The exercise: Among the following entries, count the lines that contain "Option" and report only the result.
++++
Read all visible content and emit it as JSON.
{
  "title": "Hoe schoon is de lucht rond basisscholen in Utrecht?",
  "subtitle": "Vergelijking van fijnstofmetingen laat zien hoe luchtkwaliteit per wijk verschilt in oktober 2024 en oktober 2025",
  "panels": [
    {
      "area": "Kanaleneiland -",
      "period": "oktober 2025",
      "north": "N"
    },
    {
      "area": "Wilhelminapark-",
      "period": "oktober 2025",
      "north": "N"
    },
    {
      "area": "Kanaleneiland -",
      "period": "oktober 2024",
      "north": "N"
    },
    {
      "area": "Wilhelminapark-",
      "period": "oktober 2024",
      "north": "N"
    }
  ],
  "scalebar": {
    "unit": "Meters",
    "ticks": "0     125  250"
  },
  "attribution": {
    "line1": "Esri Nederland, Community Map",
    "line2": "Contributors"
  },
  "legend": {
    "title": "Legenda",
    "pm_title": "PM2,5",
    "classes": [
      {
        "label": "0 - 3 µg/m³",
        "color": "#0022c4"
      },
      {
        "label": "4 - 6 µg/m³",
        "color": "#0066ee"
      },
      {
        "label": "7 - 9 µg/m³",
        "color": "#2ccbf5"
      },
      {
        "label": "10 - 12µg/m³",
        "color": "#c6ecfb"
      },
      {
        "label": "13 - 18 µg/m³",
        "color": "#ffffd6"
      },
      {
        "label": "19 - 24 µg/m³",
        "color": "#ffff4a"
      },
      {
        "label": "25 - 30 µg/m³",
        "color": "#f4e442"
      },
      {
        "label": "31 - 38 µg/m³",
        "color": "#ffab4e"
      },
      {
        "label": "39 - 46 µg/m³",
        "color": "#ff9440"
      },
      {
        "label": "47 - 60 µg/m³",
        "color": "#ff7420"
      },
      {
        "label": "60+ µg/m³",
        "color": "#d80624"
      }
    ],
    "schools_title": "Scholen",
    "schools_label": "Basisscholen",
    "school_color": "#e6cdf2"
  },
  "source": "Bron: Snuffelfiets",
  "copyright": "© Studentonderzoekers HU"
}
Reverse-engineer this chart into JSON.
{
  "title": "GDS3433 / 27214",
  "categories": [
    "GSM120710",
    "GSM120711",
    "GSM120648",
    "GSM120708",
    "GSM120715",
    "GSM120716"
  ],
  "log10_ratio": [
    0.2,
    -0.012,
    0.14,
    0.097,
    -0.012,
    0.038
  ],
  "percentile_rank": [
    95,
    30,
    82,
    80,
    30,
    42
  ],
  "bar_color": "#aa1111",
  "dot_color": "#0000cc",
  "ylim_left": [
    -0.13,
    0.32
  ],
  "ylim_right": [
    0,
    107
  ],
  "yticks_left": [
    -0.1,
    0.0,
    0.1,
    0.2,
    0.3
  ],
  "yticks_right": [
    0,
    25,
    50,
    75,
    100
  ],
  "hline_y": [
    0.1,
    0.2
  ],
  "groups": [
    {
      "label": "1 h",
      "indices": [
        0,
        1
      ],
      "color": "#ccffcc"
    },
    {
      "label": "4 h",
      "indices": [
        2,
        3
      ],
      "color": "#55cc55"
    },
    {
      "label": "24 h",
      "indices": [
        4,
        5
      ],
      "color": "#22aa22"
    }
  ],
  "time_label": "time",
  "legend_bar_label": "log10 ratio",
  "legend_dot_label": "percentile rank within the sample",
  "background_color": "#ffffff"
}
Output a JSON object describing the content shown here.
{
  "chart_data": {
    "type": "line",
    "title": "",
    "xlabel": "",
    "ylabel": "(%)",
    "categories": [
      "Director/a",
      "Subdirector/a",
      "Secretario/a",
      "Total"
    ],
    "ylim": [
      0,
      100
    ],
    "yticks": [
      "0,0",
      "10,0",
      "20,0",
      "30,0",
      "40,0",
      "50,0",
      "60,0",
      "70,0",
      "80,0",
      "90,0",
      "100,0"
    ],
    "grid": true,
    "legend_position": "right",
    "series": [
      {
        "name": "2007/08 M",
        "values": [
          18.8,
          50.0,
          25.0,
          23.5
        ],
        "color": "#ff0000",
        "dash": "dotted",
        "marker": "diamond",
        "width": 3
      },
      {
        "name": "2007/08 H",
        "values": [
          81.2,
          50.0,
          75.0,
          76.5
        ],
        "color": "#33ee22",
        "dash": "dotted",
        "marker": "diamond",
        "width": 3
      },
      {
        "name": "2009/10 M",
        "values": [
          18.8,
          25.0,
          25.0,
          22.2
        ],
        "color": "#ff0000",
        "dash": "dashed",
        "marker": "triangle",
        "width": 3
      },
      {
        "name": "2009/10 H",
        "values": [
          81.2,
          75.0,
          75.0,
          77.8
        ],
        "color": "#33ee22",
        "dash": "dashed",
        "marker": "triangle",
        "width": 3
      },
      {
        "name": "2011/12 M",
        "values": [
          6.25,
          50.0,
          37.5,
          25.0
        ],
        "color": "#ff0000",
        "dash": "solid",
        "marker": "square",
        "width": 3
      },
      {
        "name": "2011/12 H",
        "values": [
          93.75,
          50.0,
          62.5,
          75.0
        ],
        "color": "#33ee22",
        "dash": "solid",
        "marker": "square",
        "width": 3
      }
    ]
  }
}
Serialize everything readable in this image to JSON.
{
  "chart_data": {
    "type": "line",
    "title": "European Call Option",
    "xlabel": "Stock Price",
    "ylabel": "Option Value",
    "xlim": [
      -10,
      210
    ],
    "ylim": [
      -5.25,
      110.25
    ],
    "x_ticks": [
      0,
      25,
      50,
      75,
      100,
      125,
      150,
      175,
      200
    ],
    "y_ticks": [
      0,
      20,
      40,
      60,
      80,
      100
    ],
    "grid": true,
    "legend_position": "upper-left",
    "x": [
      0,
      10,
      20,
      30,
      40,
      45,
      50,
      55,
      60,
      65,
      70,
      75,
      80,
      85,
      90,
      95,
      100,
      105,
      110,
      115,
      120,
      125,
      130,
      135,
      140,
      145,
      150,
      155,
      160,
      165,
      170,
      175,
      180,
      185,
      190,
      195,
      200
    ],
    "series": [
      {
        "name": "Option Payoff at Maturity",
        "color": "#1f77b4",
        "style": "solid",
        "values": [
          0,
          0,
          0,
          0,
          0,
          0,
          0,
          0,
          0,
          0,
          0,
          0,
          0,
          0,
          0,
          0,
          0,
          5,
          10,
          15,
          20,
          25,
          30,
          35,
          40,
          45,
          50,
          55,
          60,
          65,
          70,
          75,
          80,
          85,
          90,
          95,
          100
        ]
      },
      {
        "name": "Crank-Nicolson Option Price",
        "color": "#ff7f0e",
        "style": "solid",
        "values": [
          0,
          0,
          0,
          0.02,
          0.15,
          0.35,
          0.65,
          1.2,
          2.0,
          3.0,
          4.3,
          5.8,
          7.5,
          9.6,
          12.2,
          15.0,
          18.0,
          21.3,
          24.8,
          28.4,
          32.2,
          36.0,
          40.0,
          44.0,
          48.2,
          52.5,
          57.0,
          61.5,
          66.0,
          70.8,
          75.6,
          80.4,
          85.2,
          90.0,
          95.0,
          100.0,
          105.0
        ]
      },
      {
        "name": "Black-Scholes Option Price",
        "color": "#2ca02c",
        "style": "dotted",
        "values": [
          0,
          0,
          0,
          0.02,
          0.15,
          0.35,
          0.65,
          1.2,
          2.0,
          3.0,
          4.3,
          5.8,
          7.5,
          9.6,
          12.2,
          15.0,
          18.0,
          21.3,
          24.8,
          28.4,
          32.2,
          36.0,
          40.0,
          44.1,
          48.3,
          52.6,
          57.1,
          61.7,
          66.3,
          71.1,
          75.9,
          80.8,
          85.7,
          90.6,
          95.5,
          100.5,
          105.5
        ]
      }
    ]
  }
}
++++
Response to the exercise: 5